▽

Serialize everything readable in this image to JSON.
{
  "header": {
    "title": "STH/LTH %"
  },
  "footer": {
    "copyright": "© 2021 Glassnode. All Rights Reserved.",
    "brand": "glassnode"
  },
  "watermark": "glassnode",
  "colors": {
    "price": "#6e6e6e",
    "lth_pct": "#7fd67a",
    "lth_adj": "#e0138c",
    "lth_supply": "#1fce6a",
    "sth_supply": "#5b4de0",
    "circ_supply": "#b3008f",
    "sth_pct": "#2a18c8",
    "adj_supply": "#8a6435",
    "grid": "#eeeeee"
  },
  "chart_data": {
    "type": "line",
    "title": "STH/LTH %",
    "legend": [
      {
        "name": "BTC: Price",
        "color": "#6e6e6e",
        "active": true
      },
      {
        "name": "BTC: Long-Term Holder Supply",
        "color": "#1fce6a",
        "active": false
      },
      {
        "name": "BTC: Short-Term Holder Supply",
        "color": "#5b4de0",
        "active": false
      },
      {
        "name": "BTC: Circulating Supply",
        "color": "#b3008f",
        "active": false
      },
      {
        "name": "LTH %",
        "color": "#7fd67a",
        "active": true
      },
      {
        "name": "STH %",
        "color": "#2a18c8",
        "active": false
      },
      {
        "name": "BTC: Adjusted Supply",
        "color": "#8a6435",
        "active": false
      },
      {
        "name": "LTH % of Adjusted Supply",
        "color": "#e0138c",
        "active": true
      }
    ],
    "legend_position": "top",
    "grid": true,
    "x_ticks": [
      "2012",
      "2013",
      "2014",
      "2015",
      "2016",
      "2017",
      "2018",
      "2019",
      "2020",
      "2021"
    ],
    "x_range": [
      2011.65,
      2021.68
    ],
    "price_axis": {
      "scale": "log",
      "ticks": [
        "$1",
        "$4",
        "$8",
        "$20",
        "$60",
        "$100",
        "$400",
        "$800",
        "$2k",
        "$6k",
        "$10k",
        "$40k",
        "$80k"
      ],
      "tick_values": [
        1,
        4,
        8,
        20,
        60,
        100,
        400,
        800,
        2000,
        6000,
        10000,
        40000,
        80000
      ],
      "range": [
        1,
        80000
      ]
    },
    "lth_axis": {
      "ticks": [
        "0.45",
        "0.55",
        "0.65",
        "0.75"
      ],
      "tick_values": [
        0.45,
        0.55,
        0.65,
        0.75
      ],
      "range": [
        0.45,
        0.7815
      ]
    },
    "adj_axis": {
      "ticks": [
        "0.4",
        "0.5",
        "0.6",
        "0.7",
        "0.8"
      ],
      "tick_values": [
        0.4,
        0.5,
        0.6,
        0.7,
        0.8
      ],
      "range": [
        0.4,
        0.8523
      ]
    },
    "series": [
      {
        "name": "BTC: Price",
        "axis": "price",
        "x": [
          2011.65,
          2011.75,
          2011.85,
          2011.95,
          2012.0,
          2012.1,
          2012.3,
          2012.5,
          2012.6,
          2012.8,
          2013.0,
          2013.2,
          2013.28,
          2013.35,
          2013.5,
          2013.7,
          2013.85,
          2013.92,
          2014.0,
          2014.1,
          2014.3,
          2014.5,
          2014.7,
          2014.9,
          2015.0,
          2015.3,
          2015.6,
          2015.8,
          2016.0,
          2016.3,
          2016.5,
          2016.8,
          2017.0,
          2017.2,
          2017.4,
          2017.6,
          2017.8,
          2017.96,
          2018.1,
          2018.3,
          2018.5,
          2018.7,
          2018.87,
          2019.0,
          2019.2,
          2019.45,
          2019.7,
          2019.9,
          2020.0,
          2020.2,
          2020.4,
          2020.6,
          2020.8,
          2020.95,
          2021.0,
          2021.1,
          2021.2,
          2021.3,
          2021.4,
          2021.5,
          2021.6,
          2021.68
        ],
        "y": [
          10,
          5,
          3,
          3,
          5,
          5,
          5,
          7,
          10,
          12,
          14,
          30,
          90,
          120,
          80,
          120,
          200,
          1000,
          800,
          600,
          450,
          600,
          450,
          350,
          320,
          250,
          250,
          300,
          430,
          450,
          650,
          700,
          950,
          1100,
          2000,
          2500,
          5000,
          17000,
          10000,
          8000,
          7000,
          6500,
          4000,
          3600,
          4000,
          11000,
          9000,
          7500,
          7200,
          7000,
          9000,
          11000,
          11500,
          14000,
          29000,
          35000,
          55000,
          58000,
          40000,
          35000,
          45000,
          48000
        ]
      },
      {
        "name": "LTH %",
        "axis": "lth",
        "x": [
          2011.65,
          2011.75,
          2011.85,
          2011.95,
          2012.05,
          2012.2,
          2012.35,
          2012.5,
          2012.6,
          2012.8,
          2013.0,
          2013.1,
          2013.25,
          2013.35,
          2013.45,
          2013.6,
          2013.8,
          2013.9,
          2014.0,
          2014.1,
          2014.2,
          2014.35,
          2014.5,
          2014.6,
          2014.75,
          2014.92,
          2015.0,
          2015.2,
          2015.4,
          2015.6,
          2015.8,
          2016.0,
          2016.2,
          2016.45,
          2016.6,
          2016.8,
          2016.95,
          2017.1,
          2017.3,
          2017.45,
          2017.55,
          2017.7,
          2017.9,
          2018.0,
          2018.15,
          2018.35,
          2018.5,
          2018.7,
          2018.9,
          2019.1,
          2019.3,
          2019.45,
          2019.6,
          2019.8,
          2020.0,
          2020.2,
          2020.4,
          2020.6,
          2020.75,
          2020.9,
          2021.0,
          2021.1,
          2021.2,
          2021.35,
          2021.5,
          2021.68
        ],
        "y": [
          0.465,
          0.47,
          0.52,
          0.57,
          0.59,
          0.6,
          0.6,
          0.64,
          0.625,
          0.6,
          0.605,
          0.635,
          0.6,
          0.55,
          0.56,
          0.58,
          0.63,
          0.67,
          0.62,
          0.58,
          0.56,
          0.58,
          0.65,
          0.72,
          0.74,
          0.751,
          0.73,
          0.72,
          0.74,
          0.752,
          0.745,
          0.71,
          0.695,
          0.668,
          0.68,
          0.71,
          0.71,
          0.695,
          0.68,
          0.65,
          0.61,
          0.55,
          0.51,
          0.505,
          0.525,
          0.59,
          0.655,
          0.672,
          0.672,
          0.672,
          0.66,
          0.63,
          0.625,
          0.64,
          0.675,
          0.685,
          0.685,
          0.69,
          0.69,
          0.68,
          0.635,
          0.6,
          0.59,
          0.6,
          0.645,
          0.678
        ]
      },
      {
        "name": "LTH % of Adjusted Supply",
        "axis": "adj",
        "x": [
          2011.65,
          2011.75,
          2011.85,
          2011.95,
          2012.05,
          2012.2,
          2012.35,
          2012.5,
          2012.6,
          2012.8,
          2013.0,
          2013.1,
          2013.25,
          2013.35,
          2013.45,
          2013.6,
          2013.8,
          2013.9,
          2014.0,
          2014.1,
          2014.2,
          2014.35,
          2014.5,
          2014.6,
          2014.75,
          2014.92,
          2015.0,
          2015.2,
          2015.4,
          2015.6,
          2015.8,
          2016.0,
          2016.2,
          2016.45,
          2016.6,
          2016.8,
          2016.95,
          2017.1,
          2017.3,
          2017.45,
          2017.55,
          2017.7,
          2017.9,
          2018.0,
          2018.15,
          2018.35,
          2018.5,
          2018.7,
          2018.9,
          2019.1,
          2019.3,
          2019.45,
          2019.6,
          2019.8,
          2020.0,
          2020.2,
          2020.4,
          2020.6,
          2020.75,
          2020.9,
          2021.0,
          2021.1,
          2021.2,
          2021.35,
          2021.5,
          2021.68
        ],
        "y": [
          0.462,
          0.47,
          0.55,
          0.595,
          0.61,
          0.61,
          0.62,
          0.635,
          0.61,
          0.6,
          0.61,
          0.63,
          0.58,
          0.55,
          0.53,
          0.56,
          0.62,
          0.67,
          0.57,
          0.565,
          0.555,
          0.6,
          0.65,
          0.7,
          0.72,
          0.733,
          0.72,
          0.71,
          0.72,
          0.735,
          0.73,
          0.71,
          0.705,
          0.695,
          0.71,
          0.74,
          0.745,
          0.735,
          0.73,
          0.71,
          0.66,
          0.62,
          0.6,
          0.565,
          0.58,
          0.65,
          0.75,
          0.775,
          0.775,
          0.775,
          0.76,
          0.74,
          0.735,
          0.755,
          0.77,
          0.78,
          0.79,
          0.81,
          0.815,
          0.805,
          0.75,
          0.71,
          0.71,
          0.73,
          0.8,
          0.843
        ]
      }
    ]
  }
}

△

• PROBLEM TO WORK ON
Find the word "Holder" in the material, then list each line that holds it.

• EXERCISE RESULT
        "name": "BTC: Long-Term Holder Supply",
        "name": "BTC: Short-Term Holder Supply",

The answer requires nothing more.